* BEGIN Record extracts *

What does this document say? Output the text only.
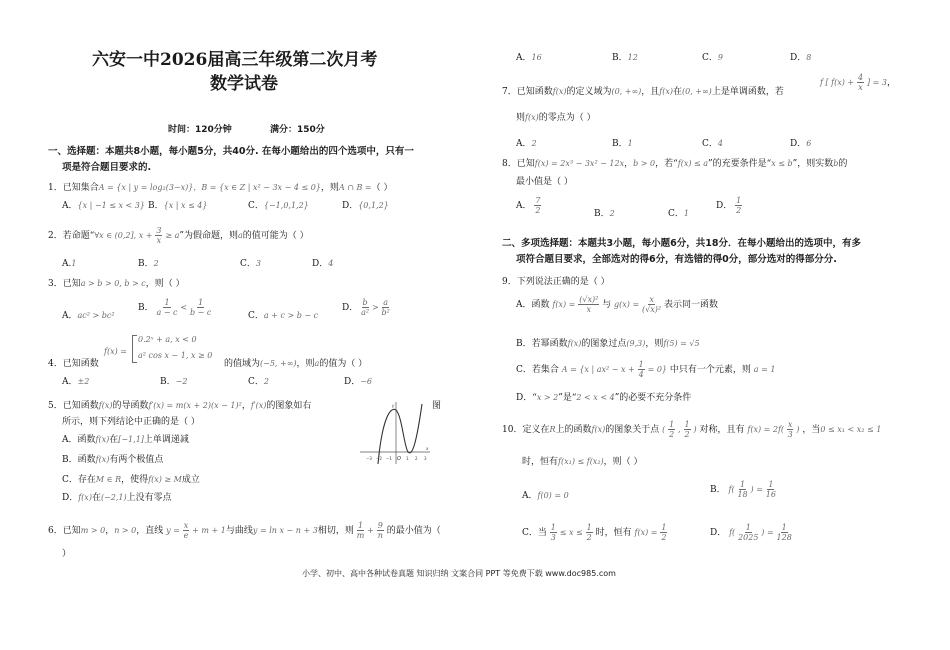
六安一中2026届高三年级第二次月考
数学试卷
时间：120分钟	满分：150分
一、选择题：本题共8小题，每小题5分，共40分. 在每小题给出的四个选项中，只有一
项是符合题目要求的.
1．已知集合A = {x | y = log₂(3−x)}，B = {x ∈ Z | x² − 3x − 4 ≤ 0}，则A ∩ B =（ ）
A．{x | −1 ≤ x < 3} B．{x | x ≤ 4}	C．{−1,0,1,2}	D．{0,1,2}
2．若命题“∀x ∈ (0,2], $x + \frac{3}{x} \ge a$”为假命题，则a的值可能为（ ）
A.1	B．2	C．3	D．4
3．已知a > b > 0, b > c，则（ ）
A．ac² > bc²
B． $\frac{1}{a - c} < \frac{1}{b - c}$	C．a + c > b − c
D． $\frac{b}{\text{a²}} > \frac{a}{\text{b²}}$
f(x) =
0.2ˣ + a, x < 0
a² cos x − 1, x ≥ 0
4．已知函数	的值域为(−5, +∞)，则a的值为（ ）
A．±2	B．−2	C．2	D．−6
5．已知函数f(x)的导函数f′(x) = m(x + 2)(x − 1)²，f′(x)的图象如右	图
所示，则下列结论中正确的是（ ）
A．函数f(x)在[−1,1]上单调递减
B．函数f(x)有两个极值点
C．存在M ∈ R，使得f(x) ≥ M成立
D．f(x)在(−2,1)上没有零点
−3 −2 −1 O 1 2 3
y
x
6．已知m > 0，n > 0，直线 $y = \frac{x}{e} + m + 1$与曲线y = ln x − n + 3相切，则 $\frac{1}{m} + \frac{9}{n}$ 的最小值为（
）
A．16	B．12	C．9	D．8
7．已知函数f(x)的定义域为(0, +∞)，且f(x)在(0, +∞)上是单调函数，若
f [ $f(x) + \frac{4}{x}$ ] = 3，
则f(x)的零点为（ ）
A．2	B．1	C．4	D．6
8．已知f(x) = 2x³ − 3x² − 12x，b > 0，若“f(x) ≤ a”的充要条件是“x ≤ b”，则实数b的
最小值是（ ）
A． $\frac{7}{2}$	B．2	C．1
D． $\frac{1}{2}$
二、多项选择题：本题共3小题，每小题6分，共18分．在每小题给出的选项中，有多
项符合题目要求，全部选对的得6分，有选错的得0分，部分选对的得部分分.
9．下列说法正确的是（ ）
A．函数 $f(x) = \frac{\text{(√x)²}}{x}$ 与 $g(x) = \frac{x}{\text{(√x)²}}$ 表示同一函数
B．若幂函数f(x)的图象过点(9,3)，则f(5) = √5
C．若集合 A = {x | $ax^2 - x + \frac{1}{4} = 0$} 中只有一个元素，则 a = 1
D．“x > 2”是“2 < x < 4”的必要不充分条件
10．定义在R上的函数f(x)的图象关于点 ( $\frac{1}{2}$ , $\frac{1}{2}$ ) 对称，且有 $f(x) = 2f( \frac{x}{3}$ ) ，当0 ≤ x₁ < x₂ ≤ 1
时，恒有f(x₁) ≤ f(x₂)，则（ ）
A．f(0) = 0
B． $f( \frac{1}{18}$ ) = $\frac{1}{16}$
C．当 $\frac{1}{3} \le x \le \frac{1}{2}$ 时，恒有 $f(x) = \frac{1}{2}$	D． $f( \frac{1}{2025}$ ) = $\frac{1}{128}$
小学、初中、高中各种试卷真题 知识归纳 文案合同 PPT 等免费下载 www.doc985.com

* END Record extracts *

(Do this) Among the records above, find each line holding the string "已知函数f" and pull it out.

(Solved exercise)
5．已知函数f(x)的导函数f′(x) = m(x + 2)(x − 1)²，f′(x)的图象如右	图
7．已知函数f(x)的定义域为(0, +∞)，且f(x)在(0, +∞)上是单调函数，若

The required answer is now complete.